Short problem: What you return should match every record exactly, with the images removed.

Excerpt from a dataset

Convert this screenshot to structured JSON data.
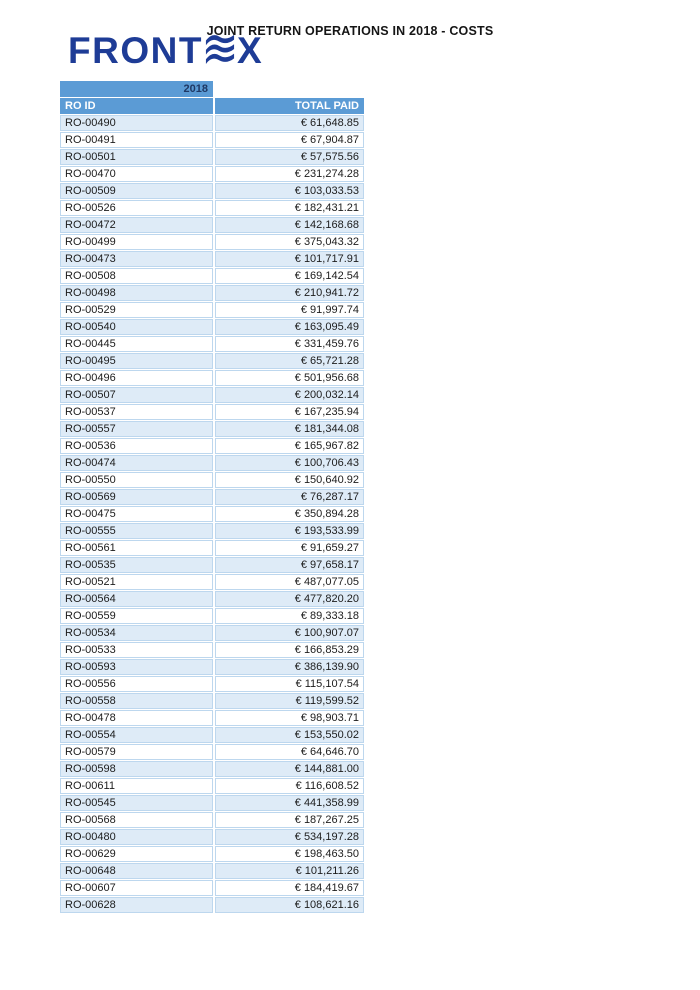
{
  "page": {
    "title": "JOINT RETURN OPERATIONS IN 2018 - COSTS"
  },
  "logo": {
    "name": "FRONTEX",
    "text_prefix": "FRONT",
    "text_suffix": "X",
    "wave_icon": "frontex-wave-e-icon",
    "color": "#1E3C96"
  },
  "table": {
    "year_label": "2018",
    "columns": [
      "RO ID",
      "TOTAL PAID"
    ],
    "colors": {
      "header_bg": "#5B9BD5",
      "header_text": "#FFFFFF",
      "year_text": "#1F3864",
      "band_fill": "#DEEBF7",
      "cell_border": "#BDD7EE"
    },
    "rows": [
      {
        "id": "RO-00490",
        "total_paid": "€ 61,648.85"
      },
      {
        "id": "RO-00491",
        "total_paid": "€ 67,904.87"
      },
      {
        "id": "RO-00501",
        "total_paid": "€ 57,575.56"
      },
      {
        "id": "RO-00470",
        "total_paid": "€ 231,274.28"
      },
      {
        "id": "RO-00509",
        "total_paid": "€ 103,033.53"
      },
      {
        "id": "RO-00526",
        "total_paid": "€ 182,431.21"
      },
      {
        "id": "RO-00472",
        "total_paid": "€ 142,168.68"
      },
      {
        "id": "RO-00499",
        "total_paid": "€ 375,043.32"
      },
      {
        "id": "RO-00473",
        "total_paid": "€ 101,717.91"
      },
      {
        "id": "RO-00508",
        "total_paid": "€ 169,142.54"
      },
      {
        "id": "RO-00498",
        "total_paid": "€ 210,941.72"
      },
      {
        "id": "RO-00529",
        "total_paid": "€ 91,997.74"
      },
      {
        "id": "RO-00540",
        "total_paid": "€ 163,095.49"
      },
      {
        "id": "RO-00445",
        "total_paid": "€ 331,459.76"
      },
      {
        "id": "RO-00495",
        "total_paid": "€ 65,721.28"
      },
      {
        "id": "RO-00496",
        "total_paid": "€ 501,956.68"
      },
      {
        "id": "RO-00507",
        "total_paid": "€ 200,032.14"
      },
      {
        "id": "RO-00537",
        "total_paid": "€ 167,235.94"
      },
      {
        "id": "RO-00557",
        "total_paid": "€ 181,344.08"
      },
      {
        "id": "RO-00536",
        "total_paid": "€ 165,967.82"
      },
      {
        "id": "RO-00474",
        "total_paid": "€ 100,706.43"
      },
      {
        "id": "RO-00550",
        "total_paid": "€ 150,640.92"
      },
      {
        "id": "RO-00569",
        "total_paid": "€ 76,287.17"
      },
      {
        "id": "RO-00475",
        "total_paid": "€ 350,894.28"
      },
      {
        "id": "RO-00555",
        "total_paid": "€ 193,533.99"
      },
      {
        "id": "RO-00561",
        "total_paid": "€ 91,659.27"
      },
      {
        "id": "RO-00535",
        "total_paid": "€ 97,658.17"
      },
      {
        "id": "RO-00521",
        "total_paid": "€ 487,077.05"
      },
      {
        "id": "RO-00564",
        "total_paid": "€ 477,820.20"
      },
      {
        "id": "RO-00559",
        "total_paid": "€ 89,333.18"
      },
      {
        "id": "RO-00534",
        "total_paid": "€ 100,907.07"
      },
      {
        "id": "RO-00533",
        "total_paid": "€ 166,853.29"
      },
      {
        "id": "RO-00593",
        "total_paid": "€ 386,139.90"
      },
      {
        "id": "RO-00556",
        "total_paid": "€ 115,107.54"
      },
      {
        "id": "RO-00558",
        "total_paid": "€ 119,599.52"
      },
      {
        "id": "RO-00478",
        "total_paid": "€ 98,903.71"
      },
      {
        "id": "RO-00554",
        "total_paid": "€ 153,550.02"
      },
      {
        "id": "RO-00579",
        "total_paid": "€ 64,646.70"
      },
      {
        "id": "RO-00598",
        "total_paid": "€ 144,881.00"
      },
      {
        "id": "RO-00611",
        "total_paid": "€ 116,608.52"
      },
      {
        "id": "RO-00545",
        "total_paid": "€ 441,358.99"
      },
      {
        "id": "RO-00568",
        "total_paid": "€ 187,267.25"
      },
      {
        "id": "RO-00480",
        "total_paid": "€ 534,197.28"
      },
      {
        "id": "RO-00629",
        "total_paid": "€ 198,463.50"
      },
      {
        "id": "RO-00648",
        "total_paid": "€ 101,211.26"
      },
      {
        "id": "RO-00607",
        "total_paid": "€ 184,419.67"
      },
      {
        "id": "RO-00628",
        "total_paid": "€ 108,621.16"
      }
    ]
  }
}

The reply:
Convert this screenshot to structured JSON data.
{
  "page": {
    "title": "JOINT RETURN OPERATIONS IN 2018 - COSTS"
  },
  "logo": {
    "name": "FRONTEX",
    "text_prefix": "FRONT",
    "text_suffix": "X",
    "wave_icon": "frontex-wave-e-icon",
    "color": "#1E3C96"
  },
  "table": {
    "year_label": "2018",
    "columns": [
      "RO ID",
      "TOTAL PAID"
    ],
    "colors": {
      "header_bg": "#5B9BD5",
      "header_text": "#FFFFFF",
      "year_text": "#1F3864",
      "band_fill": "#DEEBF7",
      "cell_border": "#BDD7EE"
    },
    "rows": [
      {
        "id": "RO-00490",
        "total_paid": "€ 61,648.85"
      },
      {
        "id": "RO-00491",
        "total_paid": "€ 67,904.87"
      },
      {
        "id": "RO-00501",
        "total_paid": "€ 57,575.56"
      },
      {
        "id": "RO-00470",
        "total_paid": "€ 231,274.28"
      },
      {
        "id": "RO-00509",
        "total_paid": "€ 103,033.53"
      },
      {
        "id": "RO-00526",
        "total_paid": "€ 182,431.21"
      },
      {
        "id": "RO-00472",
        "total_paid": "€ 142,168.68"
      },
      {
        "id": "RO-00499",
        "total_paid": "€ 375,043.32"
      },
      {
        "id": "RO-00473",
        "total_paid": "€ 101,717.91"
      },
      {
        "id": "RO-00508",
        "total_paid": "€ 169,142.54"
      },
      {
        "id": "RO-00498",
        "total_paid": "€ 210,941.72"
      },
      {
        "id": "RO-00529",
        "total_paid": "€ 91,997.74"
      },
      {
        "id": "RO-00540",
        "total_paid": "€ 163,095.49"
      },
      {
        "id": "RO-00445",
        "total_paid": "€ 331,459.76"
      },
      {
        "id": "RO-00495",
        "total_paid": "€ 65,721.28"
      },
      {
        "id": "RO-00496",
        "total_paid": "€ 501,956.68"
      },
      {
        "id": "RO-00507",
        "total_paid": "€ 200,032.14"
      },
      {
        "id": "RO-00537",
        "total_paid": "€ 167,235.94"
      },
      {
        "id": "RO-00557",
        "total_paid": "€ 181,344.08"
      },
      {
        "id": "RO-00536",
        "total_paid": "€ 165,967.82"
      },
      {
        "id": "RO-00474",
        "total_paid": "€ 100,706.43"
      },
      {
        "id": "RO-00550",
        "total_paid": "€ 150,640.92"
      },
      {
        "id": "RO-00569",
        "total_paid": "€ 76,287.17"
      },
      {
        "id": "RO-00475",
        "total_paid": "€ 350,894.28"
      },
      {
        "id": "RO-00555",
        "total_paid": "€ 193,533.99"
      },
      {
        "id": "RO-00561",
        "total_paid": "€ 91,659.27"
      },
      {
        "id": "RO-00535",
        "total_paid": "€ 97,658.17"
      },
      {
        "id": "RO-00521",
        "total_paid": "€ 487,077.05"
      },
      {
        "id": "RO-00564",
        "total_paid": "€ 477,820.20"
      },
      {
        "id": "RO-00559",
        "total_paid": "€ 89,333.18"
      },
      {
        "id": "RO-00534",
        "total_paid": "€ 100,907.07"
      },
      {
        "id": "RO-00533",
        "total_paid": "€ 166,853.29"
      },
      {
        "id": "RO-00593",
        "total_paid": "€ 386,139.90"
      },
      {
        "id": "RO-00556",
        "total_paid": "€ 115,107.54"
      },
      {
        "id": "RO-00558",
        "total_paid": "€ 119,599.52"
      },
      {
        "id": "RO-00478",
        "total_paid": "€ 98,903.71"
      },
      {
        "id": "RO-00554",
        "total_paid": "€ 153,550.02"
      },
      {
        "id": "RO-00579",
        "total_paid": "€ 64,646.70"
      },
      {
        "id": "RO-00598",
        "total_paid": "€ 144,881.00"
      },
      {
        "id": "RO-00611",
        "total_paid": "€ 116,608.52"
      },
      {
        "id": "RO-00545",
        "total_paid": "€ 441,358.99"
      },
      {
        "id": "RO-00568",
        "total_paid": "€ 187,267.25"
      },
      {
        "id": "RO-00480",
        "total_paid": "€ 534,197.28"
      },
      {
        "id": "RO-00629",
        "total_paid": "€ 198,463.50"
      },
      {
        "id": "RO-00648",
        "total_paid": "€ 101,211.26"
      },
      {
        "id": "RO-00607",
        "total_paid": "€ 184,419.67"
      },
      {
        "id": "RO-00628",
        "total_paid": "€ 108,621.16"
      }
    ]
  }
}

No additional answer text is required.